→ **Exercise description**
Print all of the lines exactly. Any picture among them stays out.

→ **Records shown**
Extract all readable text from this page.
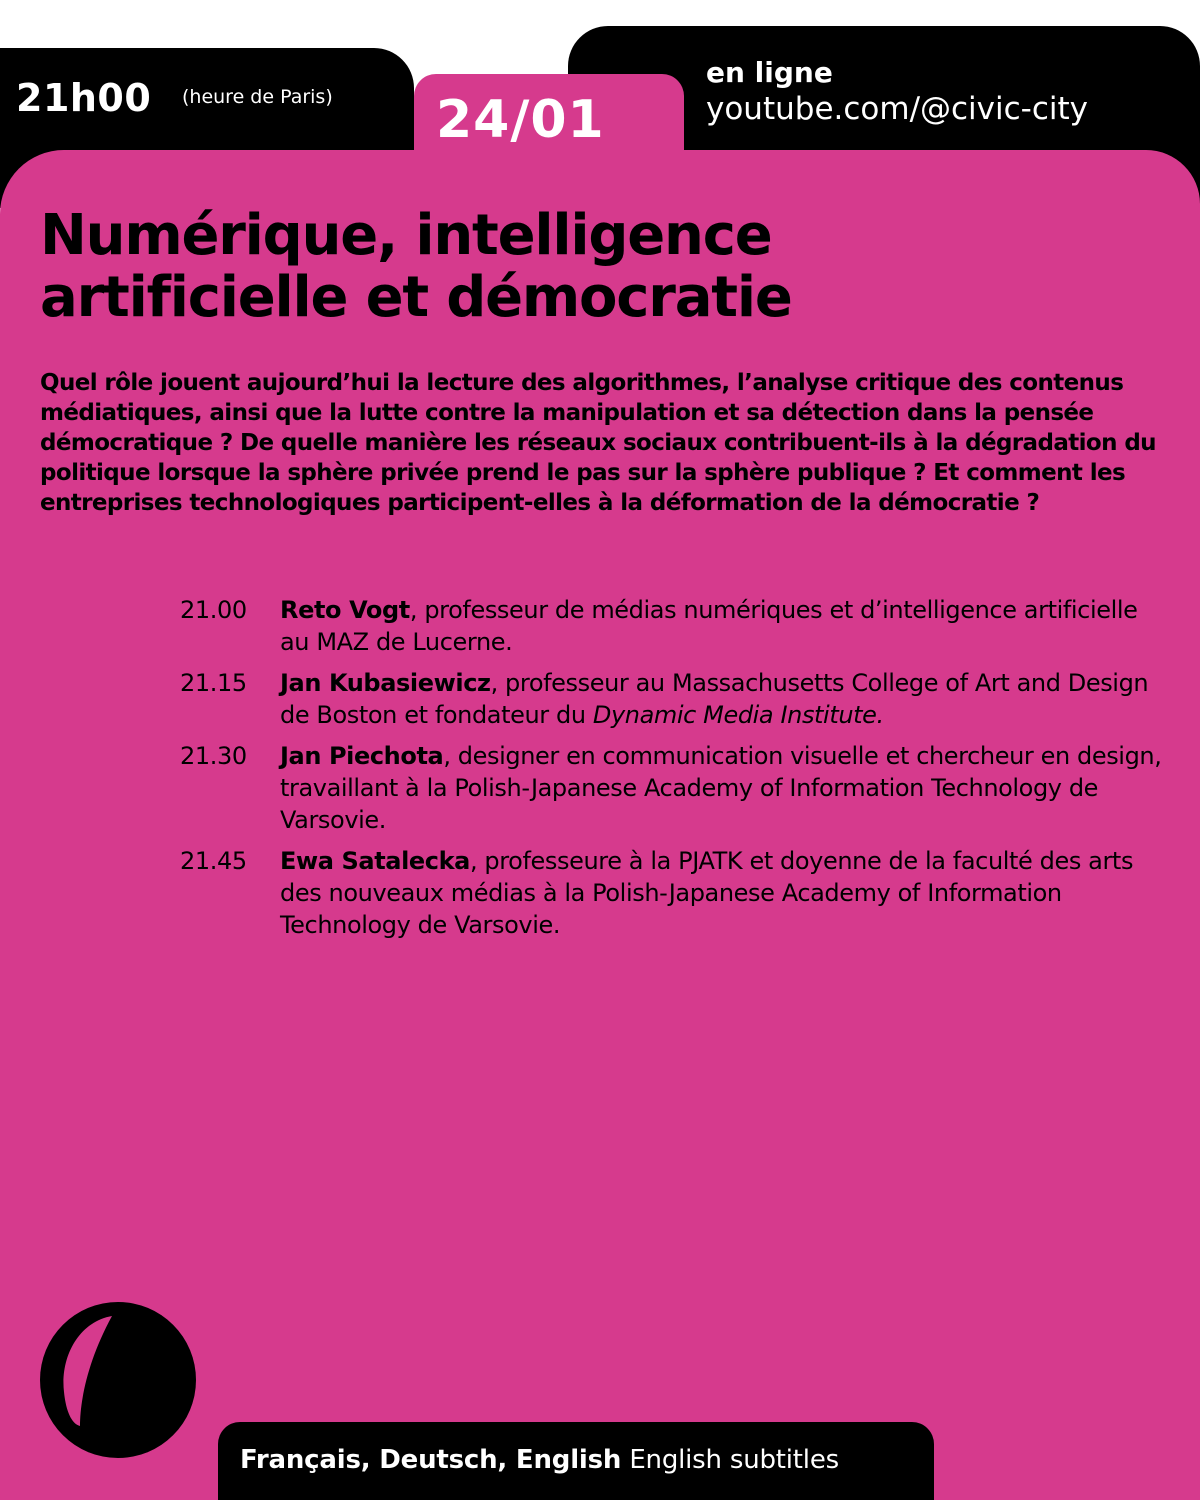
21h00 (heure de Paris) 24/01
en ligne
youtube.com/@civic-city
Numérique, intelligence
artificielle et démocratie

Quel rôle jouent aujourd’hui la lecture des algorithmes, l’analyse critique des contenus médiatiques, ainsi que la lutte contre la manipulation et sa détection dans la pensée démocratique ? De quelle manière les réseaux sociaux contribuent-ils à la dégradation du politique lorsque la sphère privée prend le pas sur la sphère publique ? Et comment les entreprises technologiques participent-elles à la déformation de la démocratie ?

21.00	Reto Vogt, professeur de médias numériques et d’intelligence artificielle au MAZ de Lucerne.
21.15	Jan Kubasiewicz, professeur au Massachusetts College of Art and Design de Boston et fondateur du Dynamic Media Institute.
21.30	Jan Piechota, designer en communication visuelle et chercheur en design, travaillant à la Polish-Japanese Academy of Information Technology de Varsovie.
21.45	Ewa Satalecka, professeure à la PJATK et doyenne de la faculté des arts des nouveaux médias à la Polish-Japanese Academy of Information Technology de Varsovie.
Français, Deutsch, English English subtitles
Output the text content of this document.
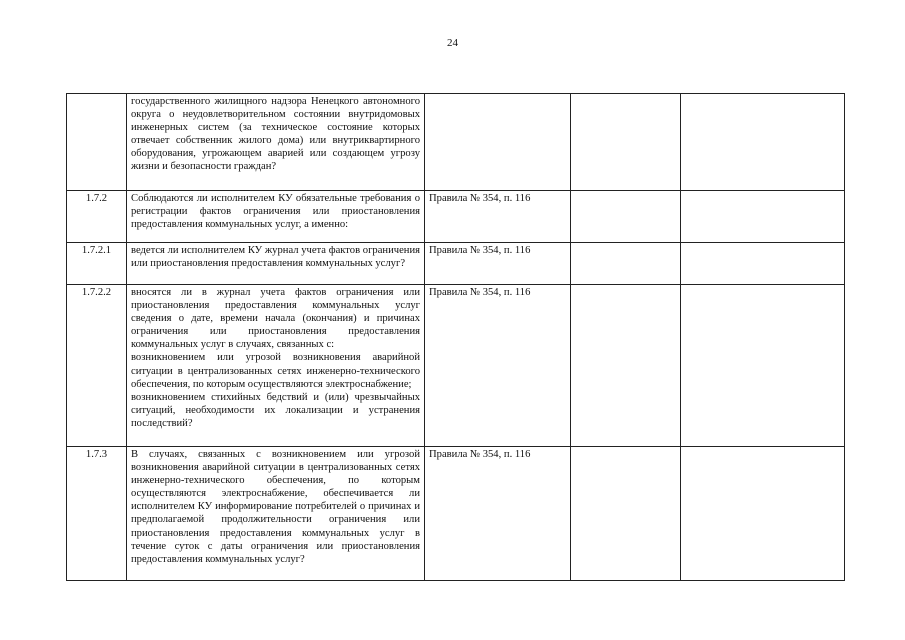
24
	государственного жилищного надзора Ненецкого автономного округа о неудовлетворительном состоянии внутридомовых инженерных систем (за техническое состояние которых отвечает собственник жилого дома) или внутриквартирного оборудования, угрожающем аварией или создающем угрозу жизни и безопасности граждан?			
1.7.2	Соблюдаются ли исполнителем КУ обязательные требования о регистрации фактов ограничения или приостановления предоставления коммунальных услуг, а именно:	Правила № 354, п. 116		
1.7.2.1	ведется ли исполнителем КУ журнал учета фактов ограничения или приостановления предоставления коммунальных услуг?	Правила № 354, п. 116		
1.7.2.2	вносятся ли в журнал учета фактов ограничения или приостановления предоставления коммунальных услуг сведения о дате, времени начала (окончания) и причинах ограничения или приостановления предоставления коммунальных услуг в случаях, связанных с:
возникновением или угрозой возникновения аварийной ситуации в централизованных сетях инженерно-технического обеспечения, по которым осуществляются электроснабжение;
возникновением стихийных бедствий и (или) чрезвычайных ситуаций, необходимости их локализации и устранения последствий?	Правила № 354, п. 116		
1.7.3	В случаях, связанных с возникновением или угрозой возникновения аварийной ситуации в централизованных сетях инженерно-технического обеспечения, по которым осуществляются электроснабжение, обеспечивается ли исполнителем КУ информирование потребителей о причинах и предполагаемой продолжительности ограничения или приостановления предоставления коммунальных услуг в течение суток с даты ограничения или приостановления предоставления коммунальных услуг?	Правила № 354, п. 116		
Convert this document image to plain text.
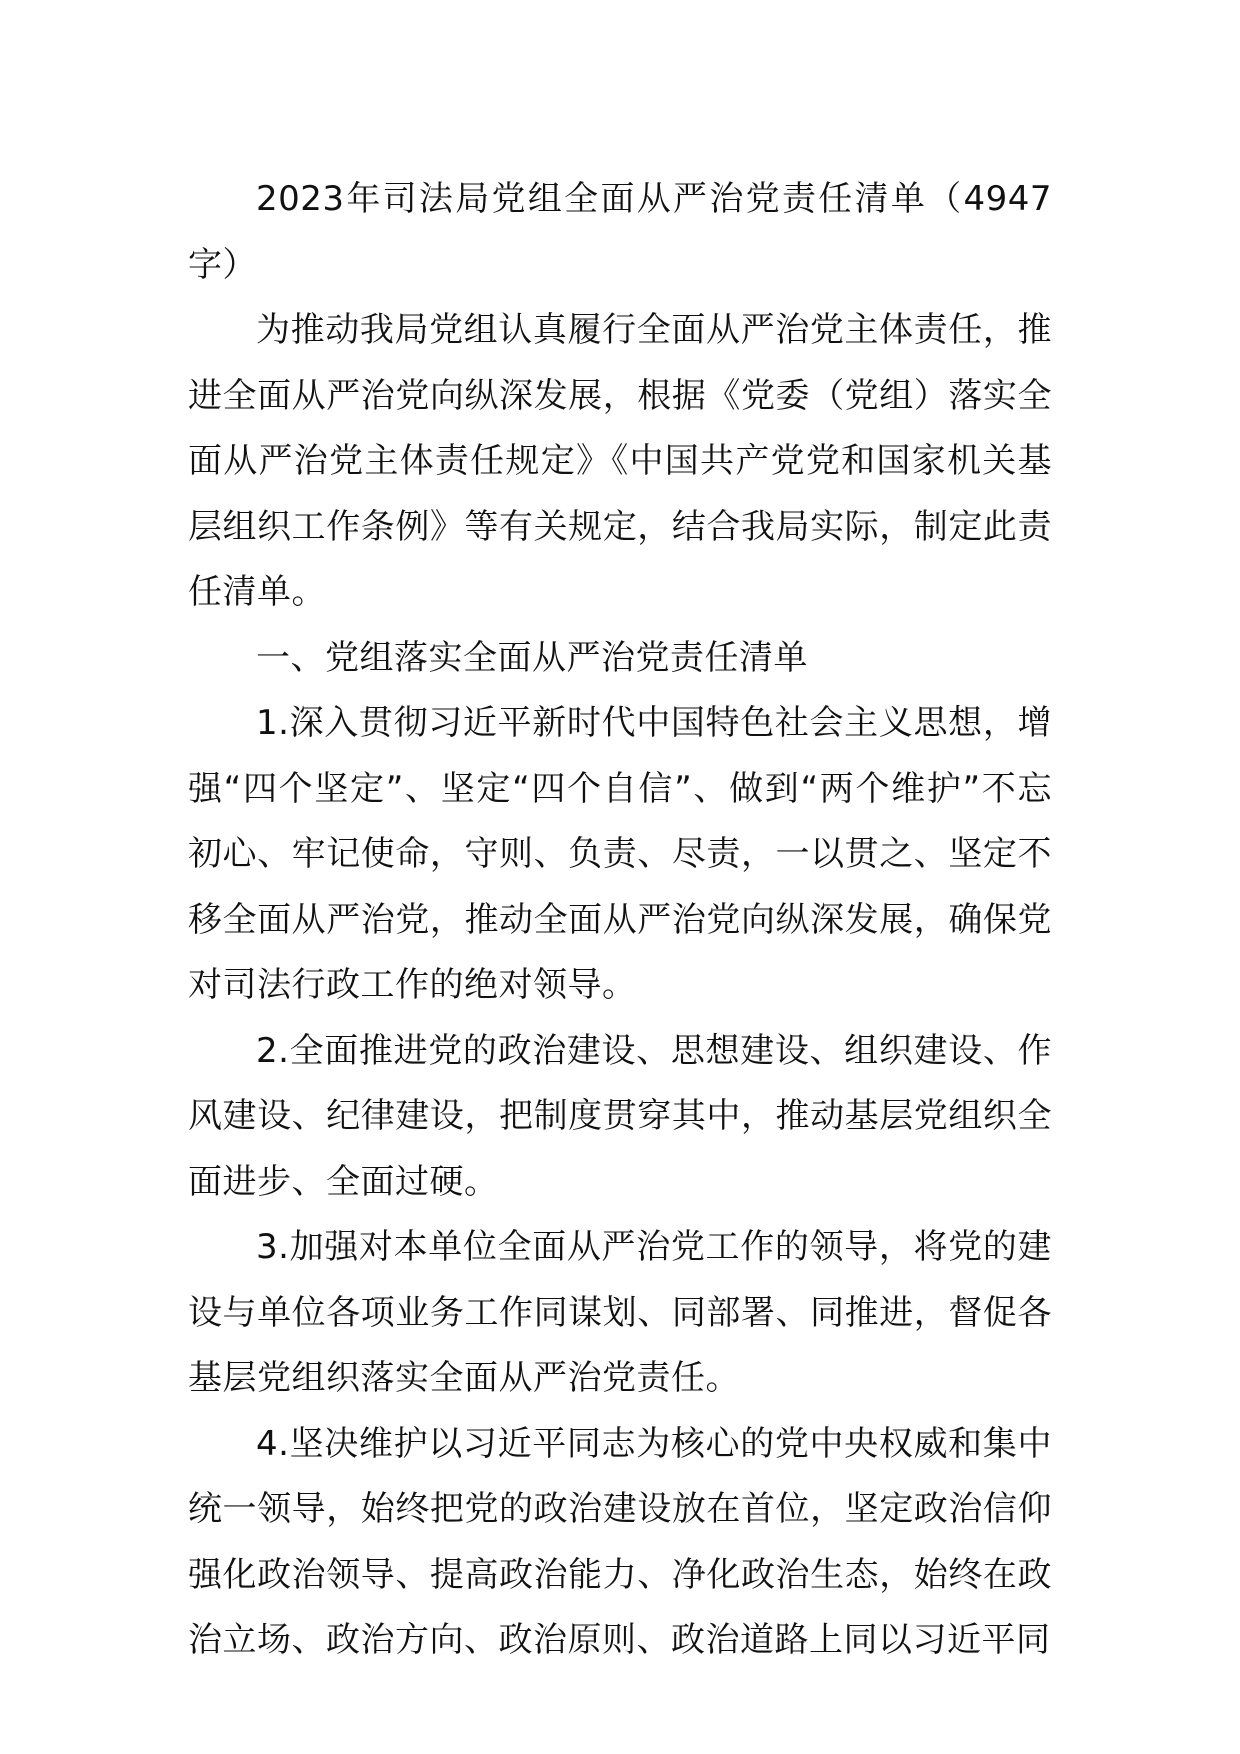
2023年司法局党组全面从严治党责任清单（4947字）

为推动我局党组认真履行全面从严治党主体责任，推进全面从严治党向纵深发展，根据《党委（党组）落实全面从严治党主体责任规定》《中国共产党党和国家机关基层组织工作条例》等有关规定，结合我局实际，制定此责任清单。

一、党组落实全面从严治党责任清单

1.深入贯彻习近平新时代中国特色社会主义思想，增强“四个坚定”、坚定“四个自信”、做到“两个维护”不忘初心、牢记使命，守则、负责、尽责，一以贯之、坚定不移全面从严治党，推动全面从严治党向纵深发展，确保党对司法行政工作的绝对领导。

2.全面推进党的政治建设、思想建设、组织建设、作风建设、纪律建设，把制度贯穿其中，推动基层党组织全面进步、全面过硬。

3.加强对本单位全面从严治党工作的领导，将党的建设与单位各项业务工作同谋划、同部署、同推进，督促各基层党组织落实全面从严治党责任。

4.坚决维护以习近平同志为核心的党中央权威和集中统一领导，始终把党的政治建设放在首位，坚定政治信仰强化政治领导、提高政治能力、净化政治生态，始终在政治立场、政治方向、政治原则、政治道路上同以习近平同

→ **Result for this exercise**
Extract all readable text from this page.
21h00 (heure de Paris) 24/01
en ligne
youtube.com/@civic-city
Numérique, intelligence
artificielle et démocratie

Quel rôle jouent aujourd’hui la lecture des algorithmes, l’analyse critique des contenus médiatiques, ainsi que la lutte contre la manipulation et sa détection dans la pensée démocratique ? De quelle manière les réseaux sociaux contribuent-ils à la dégradation du politique lorsque la sphère privée prend le pas sur la sphère publique ? Et comment les entreprises technologiques participent-elles à la déformation de la démocratie ?

21.00	Reto Vogt, professeur de médias numériques et d’intelligence artificielle au MAZ de Lucerne.
21.15	Jan Kubasiewicz, professeur au Massachusetts College of Art and Design de Boston et fondateur du Dynamic Media Institute.
21.30	Jan Piechota, designer en communication visuelle et chercheur en design, travaillant à la Polish-Japanese Academy of Information Technology de Varsovie.
21.45	Ewa Satalecka, professeure à la PJATK et doyenne de la faculté des arts des nouveaux médias à la Polish-Japanese Academy of Information Technology de Varsovie.
Français, Deutsch, English English subtitles
Output the text content of this document.
24
	государственного жилищного надзора Ненецкого автономного округа о неудовлетворительном состоянии внутридомовых инженерных систем (за техническое состояние которых отвечает собственник жилого дома) или внутриквартирного оборудования, угрожающем аварией или создающем угрозу жизни и безопасности граждан?			
1.7.2	Соблюдаются ли исполнителем КУ обязательные требования о регистрации фактов ограничения или приостановления предоставления коммунальных услуг, а именно:	Правила № 354, п. 116		
1.7.2.1	ведется ли исполнителем КУ журнал учета фактов ограничения или приостановления предоставления коммунальных услуг?	Правила № 354, п. 116		
1.7.2.2	вносятся ли в журнал учета фактов ограничения или приостановления предоставления коммунальных услуг сведения о дате, времени начала (окончания) и причинах ограничения или приостановления предоставления коммунальных услуг в случаях, связанных с:
возникновением или угрозой возникновения аварийной ситуации в централизованных сетях инженерно-технического обеспечения, по которым осуществляются электроснабжение;
возникновением стихийных бедствий и (или) чрезвычайных ситуаций, необходимости их локализации и устранения последствий?	Правила № 354, п. 116		
1.7.3	В случаях, связанных с возникновением или угрозой возникновения аварийной ситуации в централизованных сетях инженерно-технического обеспечения, по которым осуществляются электроснабжение, обеспечивается ли исполнителем КУ информирование потребителей о причинах и предполагаемой продолжительности ограничения или приостановления предоставления коммунальных услуг в течение суток с даты ограничения или приостановления предоставления коммунальных услуг?	Правила № 354, п. 116		
Convert this document image to plain text.
2023年司法局党组全面从严治党责任清单（4947字）

为推动我局党组认真履行全面从严治党主体责任，推进全面从严治党向纵深发展，根据《党委（党组）落实全面从严治党主体责任规定》《中国共产党党和国家机关基层组织工作条例》等有关规定，结合我局实际，制定此责任清单。

一、党组落实全面从严治党责任清单

1.深入贯彻习近平新时代中国特色社会主义思想，增强“四个坚定”、坚定“四个自信”、做到“两个维护”不忘初心、牢记使命，守则、负责、尽责，一以贯之、坚定不移全面从严治党，推动全面从严治党向纵深发展，确保党对司法行政工作的绝对领导。

2.全面推进党的政治建设、思想建设、组织建设、作风建设、纪律建设，把制度贯穿其中，推动基层党组织全面进步、全面过硬。

3.加强对本单位全面从严治党工作的领导，将党的建设与单位各项业务工作同谋划、同部署、同推进，督促各基层党组织落实全面从严治党责任。

4.坚决维护以习近平同志为核心的党中央权威和集中统一领导，始终把党的政治建设放在首位，坚定政治信仰强化政治领导、提高政治能力、净化政治生态，始终在政治立场、政治方向、政治原则、政治道路上同以习近平同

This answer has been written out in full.